▸ What you are asked to do
Below are entries. Pull out all lines containing "lízingszerződésből".

(Saved data entries)
## BEGIN

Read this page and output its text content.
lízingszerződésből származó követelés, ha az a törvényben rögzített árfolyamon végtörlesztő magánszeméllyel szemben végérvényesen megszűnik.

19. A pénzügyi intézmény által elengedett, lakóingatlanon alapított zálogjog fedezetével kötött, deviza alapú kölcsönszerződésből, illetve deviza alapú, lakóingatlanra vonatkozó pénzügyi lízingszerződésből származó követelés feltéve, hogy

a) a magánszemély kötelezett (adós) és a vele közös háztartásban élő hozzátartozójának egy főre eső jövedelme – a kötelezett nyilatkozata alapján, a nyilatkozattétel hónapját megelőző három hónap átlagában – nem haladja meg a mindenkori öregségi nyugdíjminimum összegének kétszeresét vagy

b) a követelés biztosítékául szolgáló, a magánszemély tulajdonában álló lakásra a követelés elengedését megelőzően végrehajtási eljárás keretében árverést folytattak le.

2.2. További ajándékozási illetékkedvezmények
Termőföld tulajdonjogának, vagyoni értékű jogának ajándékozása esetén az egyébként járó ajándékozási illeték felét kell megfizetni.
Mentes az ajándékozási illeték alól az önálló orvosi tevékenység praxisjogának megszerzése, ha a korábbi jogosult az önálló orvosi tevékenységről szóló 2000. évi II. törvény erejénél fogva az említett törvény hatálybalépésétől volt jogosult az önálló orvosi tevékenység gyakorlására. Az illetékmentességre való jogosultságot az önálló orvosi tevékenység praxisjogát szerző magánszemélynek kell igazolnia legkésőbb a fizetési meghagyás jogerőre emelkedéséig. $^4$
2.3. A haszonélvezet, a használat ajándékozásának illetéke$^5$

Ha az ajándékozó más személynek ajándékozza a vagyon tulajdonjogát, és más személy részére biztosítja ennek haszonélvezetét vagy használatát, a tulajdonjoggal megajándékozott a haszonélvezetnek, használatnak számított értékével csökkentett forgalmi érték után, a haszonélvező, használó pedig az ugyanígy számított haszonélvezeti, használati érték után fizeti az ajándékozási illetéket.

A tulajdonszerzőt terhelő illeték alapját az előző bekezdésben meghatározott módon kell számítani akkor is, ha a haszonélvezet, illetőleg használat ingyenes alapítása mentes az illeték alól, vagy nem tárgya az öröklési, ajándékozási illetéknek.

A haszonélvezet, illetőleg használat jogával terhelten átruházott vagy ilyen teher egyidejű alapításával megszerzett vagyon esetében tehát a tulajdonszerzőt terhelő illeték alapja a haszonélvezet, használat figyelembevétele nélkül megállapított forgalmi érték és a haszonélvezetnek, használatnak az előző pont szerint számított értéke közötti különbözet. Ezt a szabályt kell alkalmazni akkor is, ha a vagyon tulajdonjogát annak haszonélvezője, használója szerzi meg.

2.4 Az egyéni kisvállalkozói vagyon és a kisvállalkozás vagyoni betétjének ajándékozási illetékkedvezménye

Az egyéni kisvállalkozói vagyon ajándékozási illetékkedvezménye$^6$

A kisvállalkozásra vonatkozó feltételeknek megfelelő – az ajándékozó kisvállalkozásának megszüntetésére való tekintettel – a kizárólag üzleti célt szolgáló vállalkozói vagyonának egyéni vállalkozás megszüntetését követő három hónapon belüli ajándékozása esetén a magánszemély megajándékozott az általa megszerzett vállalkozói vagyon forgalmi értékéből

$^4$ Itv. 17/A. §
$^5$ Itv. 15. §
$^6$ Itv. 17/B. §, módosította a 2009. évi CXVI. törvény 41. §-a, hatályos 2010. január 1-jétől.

## END

▸ Answer to this problem
lízingszerződésből származó követelés, ha az a törvényben rögzített árfolyamon végtörlesztő magánszeméllyel szemben végérvényesen megszűnik.
19. A pénzügyi intézmény által elengedett, lakóingatlanon alapított zálogjog fedezetével kötött, deviza alapú kölcsönszerződésből, illetve deviza alapú, lakóingatlanra vonatkozó pénzügyi lízingszerződésből származó követelés feltéve, hogy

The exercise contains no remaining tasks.